Stated task - Write out the records that appear below, verbatim and complete, but without pictures.
- - -
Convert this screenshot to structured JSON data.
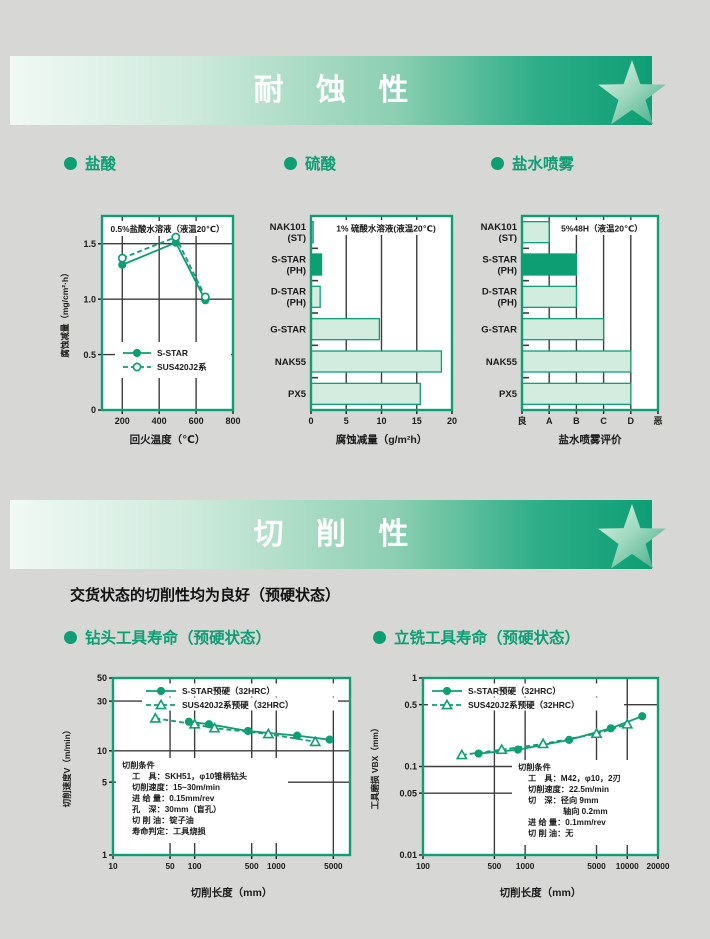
{
  "page": {
    "accent": "#0d9e74",
    "background": "#d7d8d6",
    "grid_color": "#3d3d3d",
    "bar_light_fill": "#d2ecdf"
  },
  "sections": [
    {
      "banner_title": "耐 蚀 性",
      "subsections": [
        {
          "label": "盐酸"
        },
        {
          "label": "硫酸"
        },
        {
          "label": "盐水喷雾"
        }
      ]
    },
    {
      "banner_title": "切 削 性",
      "intro": "交货状态的切削性均为良好（预硬状态）",
      "subsections": [
        {
          "label": "钻头工具寿命（预硬状态）"
        },
        {
          "label": "立铣工具寿命（预硬状态）"
        }
      ]
    }
  ],
  "chart_data": [
    {
      "id": "hcl",
      "type": "line",
      "title": "0.5%盐酸水溶液（液温20℃）",
      "xlabel": "回火温度（℃）",
      "ylabel": "腐蚀减量（mg/cm²·h）",
      "xlim": [
        90,
        800
      ],
      "ylim": [
        0,
        1.75
      ],
      "xticks": [
        200,
        400,
        600,
        800
      ],
      "yticks": [
        0,
        0.5,
        1.0,
        1.5
      ],
      "ytick_labels": [
        "0",
        "0.5",
        "1.0",
        "1.5"
      ],
      "xgrid": [
        200,
        400,
        600
      ],
      "ygrid": [
        0.5,
        1.0,
        1.5
      ],
      "series": [
        {
          "name": "S-STAR",
          "marker": "circle-filled",
          "line": "solid",
          "points": [
            [
              200,
              1.31
            ],
            [
              490,
              1.51
            ],
            [
              650,
              0.99
            ]
          ]
        },
        {
          "name": "SUS420J2系",
          "marker": "circle-open",
          "line": "dashed",
          "points": [
            [
              200,
              1.37
            ],
            [
              490,
              1.56
            ],
            [
              650,
              1.02
            ]
          ]
        }
      ]
    },
    {
      "id": "h2so4",
      "type": "bar",
      "title": "1% 硫酸水溶液(液温20℃)",
      "xlabel": "腐蚀减量（g/m²h）",
      "xlim": [
        0,
        20
      ],
      "xticks": [
        0,
        5,
        10,
        15,
        20
      ],
      "xtick_labels": [
        "0",
        "5",
        "10",
        "15",
        "20"
      ],
      "xgrid": [
        5,
        10,
        15
      ],
      "categories": [
        [
          "NAK101",
          "(ST)"
        ],
        [
          "S-STAR",
          "(PH)"
        ],
        [
          "D-STAR",
          "(PH)"
        ],
        [
          "G-STAR"
        ],
        [
          "NAK55"
        ],
        [
          "PX5"
        ]
      ],
      "values": [
        0.3,
        1.5,
        1.3,
        9.7,
        18.5,
        15.5
      ],
      "highlight_index": 1
    },
    {
      "id": "salt",
      "type": "bar",
      "title": "5%48H（液温20℃）",
      "xlabel": "盐水喷雾评价",
      "xlim": [
        0,
        5
      ],
      "xticks": [
        0,
        1,
        2,
        3,
        4,
        5
      ],
      "xtick_labels": [
        "良",
        "A",
        "B",
        "C",
        "D",
        "恶"
      ],
      "xgrid": [
        1,
        2,
        3,
        4
      ],
      "categories": [
        [
          "NAK101",
          "(ST)"
        ],
        [
          "S-STAR",
          "(PH)"
        ],
        [
          "D-STAR",
          "(PH)"
        ],
        [
          "G-STAR"
        ],
        [
          "NAK55"
        ],
        [
          "PX5"
        ]
      ],
      "values": [
        1,
        2,
        2,
        3,
        4,
        4
      ],
      "highlight_index": 1
    },
    {
      "id": "drill",
      "type": "loglog",
      "xlabel": "切削长度（mm）",
      "ylabel": "切削速度V（m/min）",
      "xlim": [
        10,
        8000
      ],
      "ylim": [
        1,
        50
      ],
      "xticks": [
        10,
        50,
        100,
        500,
        1000,
        5000
      ],
      "yticks": [
        1,
        5,
        10,
        30,
        50
      ],
      "xgrid": [
        50,
        100,
        500,
        1000,
        5000
      ],
      "ygrid": [
        5,
        10,
        30
      ],
      "conditions": [
        "切削条件",
        "工　具：SKH51，φ10锥柄钻头",
        "切削速度：15~30m/min",
        "进 给 量：0.15mm/rev",
        "孔　深：30mm（盲孔）",
        "切 削 油：锭子油",
        "寿命判定：工具烧损"
      ],
      "series": [
        {
          "name": "S-STAR预硬（32HRC）",
          "marker": "circle-filled",
          "line": "solid",
          "points": [
            [
              85,
              19
            ],
            [
              150,
              18
            ],
            [
              450,
              15.5
            ],
            [
              1800,
              14
            ],
            [
              4500,
              12.8
            ]
          ]
        },
        {
          "name": "SUS420J2系预硬（32HRC）",
          "marker": "triangle-open",
          "line": "dashed",
          "points": [
            [
              33,
              20.5
            ],
            [
              100,
              18
            ],
            [
              175,
              16.5
            ],
            [
              800,
              14.5
            ],
            [
              3000,
              12.2
            ]
          ]
        }
      ]
    },
    {
      "id": "mill",
      "type": "loglog",
      "xlabel": "切削长度（mm）",
      "ylabel": "工具磨损 VBX（mm）",
      "xlim": [
        100,
        20000
      ],
      "ylim": [
        0.01,
        1
      ],
      "xticks": [
        100,
        500,
        1000,
        5000,
        10000,
        20000
      ],
      "yticks": [
        0.01,
        0.05,
        0.1,
        0.5,
        1
      ],
      "ytick_labels": [
        "0.01",
        "0.05",
        "0.1",
        "0.5",
        "1"
      ],
      "xgrid": [
        500,
        1000,
        5000,
        10000
      ],
      "ygrid": [
        0.05,
        0.1,
        0.5
      ],
      "conditions": [
        "切削条件",
        "工　具：M42，φ10，2刃",
        "切削速度：22.5m/min",
        "切　深：径向 9mm",
        "　　　　 轴向 0.2mm",
        "进 给 量：0.1mm/rev",
        "切 削 油：无"
      ],
      "series": [
        {
          "name": "S-STAR预硬（32HRC）",
          "marker": "circle-filled",
          "line": "solid",
          "points": [
            [
              350,
              0.14
            ],
            [
              850,
              0.155
            ],
            [
              2700,
              0.2
            ],
            [
              6900,
              0.27
            ],
            [
              14000,
              0.37
            ]
          ]
        },
        {
          "name": "SUS420J2系预硬（32HRC）",
          "marker": "triangle-open",
          "line": "dashed",
          "points": [
            [
              240,
              0.135
            ],
            [
              590,
              0.155
            ],
            [
              1500,
              0.18
            ],
            [
              5000,
              0.235
            ],
            [
              10000,
              0.3
            ]
          ]
        }
      ]
    }
  ]
}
- - -
Answer to the exercise -
Convert this screenshot to structured JSON data.
{
  "page": {
    "accent": "#0d9e74",
    "background": "#d7d8d6",
    "grid_color": "#3d3d3d",
    "bar_light_fill": "#d2ecdf"
  },
  "sections": [
    {
      "banner_title": "耐 蚀 性",
      "subsections": [
        {
          "label": "盐酸"
        },
        {
          "label": "硫酸"
        },
        {
          "label": "盐水喷雾"
        }
      ]
    },
    {
      "banner_title": "切 削 性",
      "intro": "交货状态的切削性均为良好（预硬状态）",
      "subsections": [
        {
          "label": "钻头工具寿命（预硬状态）"
        },
        {
          "label": "立铣工具寿命（预硬状态）"
        }
      ]
    }
  ],
  "chart_data": [
    {
      "id": "hcl",
      "type": "line",
      "title": "0.5%盐酸水溶液（液温20℃）",
      "xlabel": "回火温度（℃）",
      "ylabel": "腐蚀减量（mg/cm²·h）",
      "xlim": [
        90,
        800
      ],
      "ylim": [
        0,
        1.75
      ],
      "xticks": [
        200,
        400,
        600,
        800
      ],
      "yticks": [
        0,
        0.5,
        1.0,
        1.5
      ],
      "ytick_labels": [
        "0",
        "0.5",
        "1.0",
        "1.5"
      ],
      "xgrid": [
        200,
        400,
        600
      ],
      "ygrid": [
        0.5,
        1.0,
        1.5
      ],
      "series": [
        {
          "name": "S-STAR",
          "marker": "circle-filled",
          "line": "solid",
          "points": [
            [
              200,
              1.31
            ],
            [
              490,
              1.51
            ],
            [
              650,
              0.99
            ]
          ]
        },
        {
          "name": "SUS420J2系",
          "marker": "circle-open",
          "line": "dashed",
          "points": [
            [
              200,
              1.37
            ],
            [
              490,
              1.56
            ],
            [
              650,
              1.02
            ]
          ]
        }
      ]
    },
    {
      "id": "h2so4",
      "type": "bar",
      "title": "1% 硫酸水溶液(液温20℃)",
      "xlabel": "腐蚀减量（g/m²h）",
      "xlim": [
        0,
        20
      ],
      "xticks": [
        0,
        5,
        10,
        15,
        20
      ],
      "xtick_labels": [
        "0",
        "5",
        "10",
        "15",
        "20"
      ],
      "xgrid": [
        5,
        10,
        15
      ],
      "categories": [
        [
          "NAK101",
          "(ST)"
        ],
        [
          "S-STAR",
          "(PH)"
        ],
        [
          "D-STAR",
          "(PH)"
        ],
        [
          "G-STAR"
        ],
        [
          "NAK55"
        ],
        [
          "PX5"
        ]
      ],
      "values": [
        0.3,
        1.5,
        1.3,
        9.7,
        18.5,
        15.5
      ],
      "highlight_index": 1
    },
    {
      "id": "salt",
      "type": "bar",
      "title": "5%48H（液温20℃）",
      "xlabel": "盐水喷雾评价",
      "xlim": [
        0,
        5
      ],
      "xticks": [
        0,
        1,
        2,
        3,
        4,
        5
      ],
      "xtick_labels": [
        "良",
        "A",
        "B",
        "C",
        "D",
        "恶"
      ],
      "xgrid": [
        1,
        2,
        3,
        4
      ],
      "categories": [
        [
          "NAK101",
          "(ST)"
        ],
        [
          "S-STAR",
          "(PH)"
        ],
        [
          "D-STAR",
          "(PH)"
        ],
        [
          "G-STAR"
        ],
        [
          "NAK55"
        ],
        [
          "PX5"
        ]
      ],
      "values": [
        1,
        2,
        2,
        3,
        4,
        4
      ],
      "highlight_index": 1
    },
    {
      "id": "drill",
      "type": "loglog",
      "xlabel": "切削长度（mm）",
      "ylabel": "切削速度V（m/min）",
      "xlim": [
        10,
        8000
      ],
      "ylim": [
        1,
        50
      ],
      "xticks": [
        10,
        50,
        100,
        500,
        1000,
        5000
      ],
      "yticks": [
        1,
        5,
        10,
        30,
        50
      ],
      "xgrid": [
        50,
        100,
        500,
        1000,
        5000
      ],
      "ygrid": [
        5,
        10,
        30
      ],
      "conditions": [
        "切削条件",
        "工　具：SKH51，φ10锥柄钻头",
        "切削速度：15~30m/min",
        "进 给 量：0.15mm/rev",
        "孔　深：30mm（盲孔）",
        "切 削 油：锭子油",
        "寿命判定：工具烧损"
      ],
      "series": [
        {
          "name": "S-STAR预硬（32HRC）",
          "marker": "circle-filled",
          "line": "solid",
          "points": [
            [
              85,
              19
            ],
            [
              150,
              18
            ],
            [
              450,
              15.5
            ],
            [
              1800,
              14
            ],
            [
              4500,
              12.8
            ]
          ]
        },
        {
          "name": "SUS420J2系预硬（32HRC）",
          "marker": "triangle-open",
          "line": "dashed",
          "points": [
            [
              33,
              20.5
            ],
            [
              100,
              18
            ],
            [
              175,
              16.5
            ],
            [
              800,
              14.5
            ],
            [
              3000,
              12.2
            ]
          ]
        }
      ]
    },
    {
      "id": "mill",
      "type": "loglog",
      "xlabel": "切削长度（mm）",
      "ylabel": "工具磨损 VBX（mm）",
      "xlim": [
        100,
        20000
      ],
      "ylim": [
        0.01,
        1
      ],
      "xticks": [
        100,
        500,
        1000,
        5000,
        10000,
        20000
      ],
      "yticks": [
        0.01,
        0.05,
        0.1,
        0.5,
        1
      ],
      "ytick_labels": [
        "0.01",
        "0.05",
        "0.1",
        "0.5",
        "1"
      ],
      "xgrid": [
        500,
        1000,
        5000,
        10000
      ],
      "ygrid": [
        0.05,
        0.1,
        0.5
      ],
      "conditions": [
        "切削条件",
        "工　具：M42，φ10，2刃",
        "切削速度：22.5m/min",
        "切　深：径向 9mm",
        "　　　　 轴向 0.2mm",
        "进 给 量：0.1mm/rev",
        "切 削 油：无"
      ],
      "series": [
        {
          "name": "S-STAR预硬（32HRC）",
          "marker": "circle-filled",
          "line": "solid",
          "points": [
            [
              350,
              0.14
            ],
            [
              850,
              0.155
            ],
            [
              2700,
              0.2
            ],
            [
              6900,
              0.27
            ],
            [
              14000,
              0.37
            ]
          ]
        },
        {
          "name": "SUS420J2系预硬（32HRC）",
          "marker": "triangle-open",
          "line": "dashed",
          "points": [
            [
              240,
              0.135
            ],
            [
              590,
              0.155
            ],
            [
              1500,
              0.18
            ],
            [
              5000,
              0.235
            ],
            [
              10000,
              0.3
            ]
          ]
        }
      ]
    }
  ]
}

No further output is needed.